- [Task]:
Make an exact copy of the lines, leaving the pictures out.

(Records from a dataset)
--- BEGIN ---

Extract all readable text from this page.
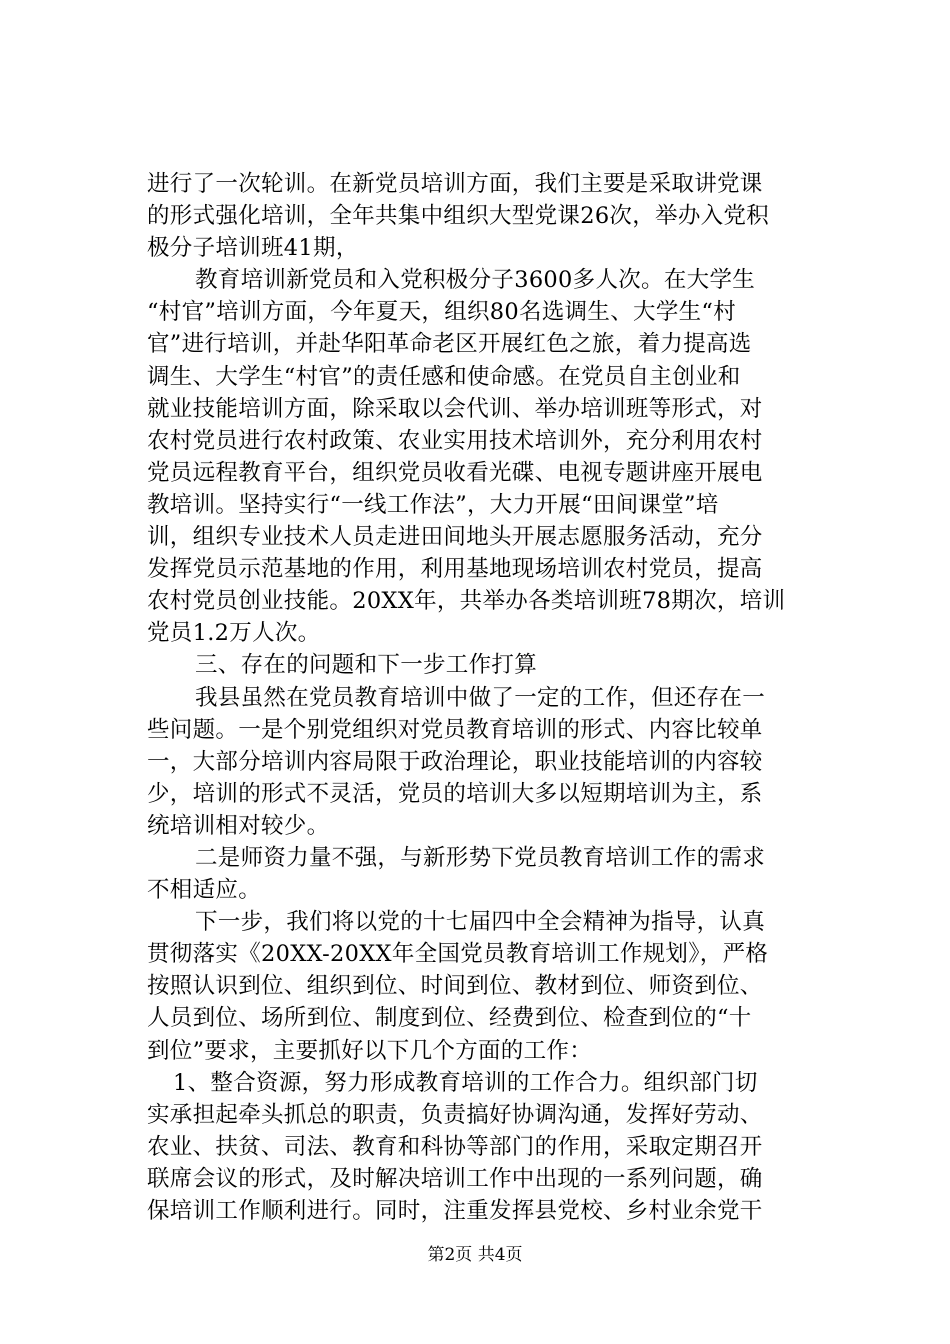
进行了一次轮训。在新党员培训方面，我们主要是采取讲党课
的形式强化培训，全年共集中组织大型党课26次，举办入党积
极分子培训班41期，
教育培训新党员和入党积极分子3600多人次。在大学生
“村官”培训方面，今年夏天，组织80名选调生、大学生“村
官”进行培训，并赴华阳革命老区开展红色之旅，着力提高选
调生、大学生“村官”的责任感和使命感。在党员自主创业和
就业技能培训方面，除采取以会代训、举办培训班等形式，对
农村党员进行农村政策、农业实用技术培训外，充分利用农村
党员远程教育平台，组织党员收看光碟、电视专题讲座开展电
教培训。坚持实行“一线工作法”，大力开展“田间课堂”培
训，组织专业技术人员走进田间地头开展志愿服务活动，充分
发挥党员示范基地的作用，利用基地现场培训农村党员，提高
农村党员创业技能。20XX年，共举办各类培训班78期次，培训
党员1.2万人次。
三、存在的问题和下一步工作打算
我县虽然在党员教育培训中做了一定的工作，但还存在一
些问题。一是个别党组织对党员教育培训的形式、内容比较单
一，大部分培训内容局限于政治理论，职业技能培训的内容较
少，培训的形式不灵活，党员的培训大多以短期培训为主，系
统培训相对较少。
二是师资力量不强，与新形势下党员教育培训工作的需求
不相适应。
下一步，我们将以党的十七届四中全会精神为指导，认真
贯彻落实《20XX-20XX年全国党员教育培训工作规划》，严格
按照认识到位、组织到位、时间到位、教材到位、师资到位、
人员到位、场所到位、制度到位、经费到位、检查到位的“十
到位”要求，主要抓好以下几个方面的工作：
1、整合资源，努力形成教育培训的工作合力。组织部门切
实承担起牵头抓总的职责，负责搞好协调沟通，发挥好劳动、
农业、扶贫、司法、教育和科协等部门的作用，采取定期召开
联席会议的形式，及时解决培训工作中出现的一系列问题，确
保培训工作顺利进行。同时，注重发挥县党校、乡村业余党干
第2页 共4页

--- END ---

- [Exercise response]:
Extract all readable text from this page.
进行了一次轮训。在新党员培训方面，我们主要是采取讲党课
的形式强化培训，全年共集中组织大型党课26次，举办入党积
极分子培训班41期，
教育培训新党员和入党积极分子3600多人次。在大学生
“村官”培训方面，今年夏天，组织80名选调生、大学生“村
官”进行培训，并赴华阳革命老区开展红色之旅，着力提高选
调生、大学生“村官”的责任感和使命感。在党员自主创业和
就业技能培训方面，除采取以会代训、举办培训班等形式，对
农村党员进行农村政策、农业实用技术培训外，充分利用农村
党员远程教育平台，组织党员收看光碟、电视专题讲座开展电
教培训。坚持实行“一线工作法”，大力开展“田间课堂”培
训，组织专业技术人员走进田间地头开展志愿服务活动，充分
发挥党员示范基地的作用，利用基地现场培训农村党员，提高
农村党员创业技能。20XX年，共举办各类培训班78期次，培训
党员1.2万人次。
三、存在的问题和下一步工作打算
我县虽然在党员教育培训中做了一定的工作，但还存在一
些问题。一是个别党组织对党员教育培训的形式、内容比较单
一，大部分培训内容局限于政治理论，职业技能培训的内容较
少，培训的形式不灵活，党员的培训大多以短期培训为主，系
统培训相对较少。
二是师资力量不强，与新形势下党员教育培训工作的需求
不相适应。
下一步，我们将以党的十七届四中全会精神为指导，认真
贯彻落实《20XX-20XX年全国党员教育培训工作规划》，严格
按照认识到位、组织到位、时间到位、教材到位、师资到位、
人员到位、场所到位、制度到位、经费到位、检查到位的“十
到位”要求，主要抓好以下几个方面的工作：
1、整合资源，努力形成教育培训的工作合力。组织部门切
实承担起牵头抓总的职责，负责搞好协调沟通，发挥好劳动、
农业、扶贫、司法、教育和科协等部门的作用，采取定期召开
联席会议的形式，及时解决培训工作中出现的一系列问题，确
保培训工作顺利进行。同时，注重发挥县党校、乡村业余党干
第2页 共4页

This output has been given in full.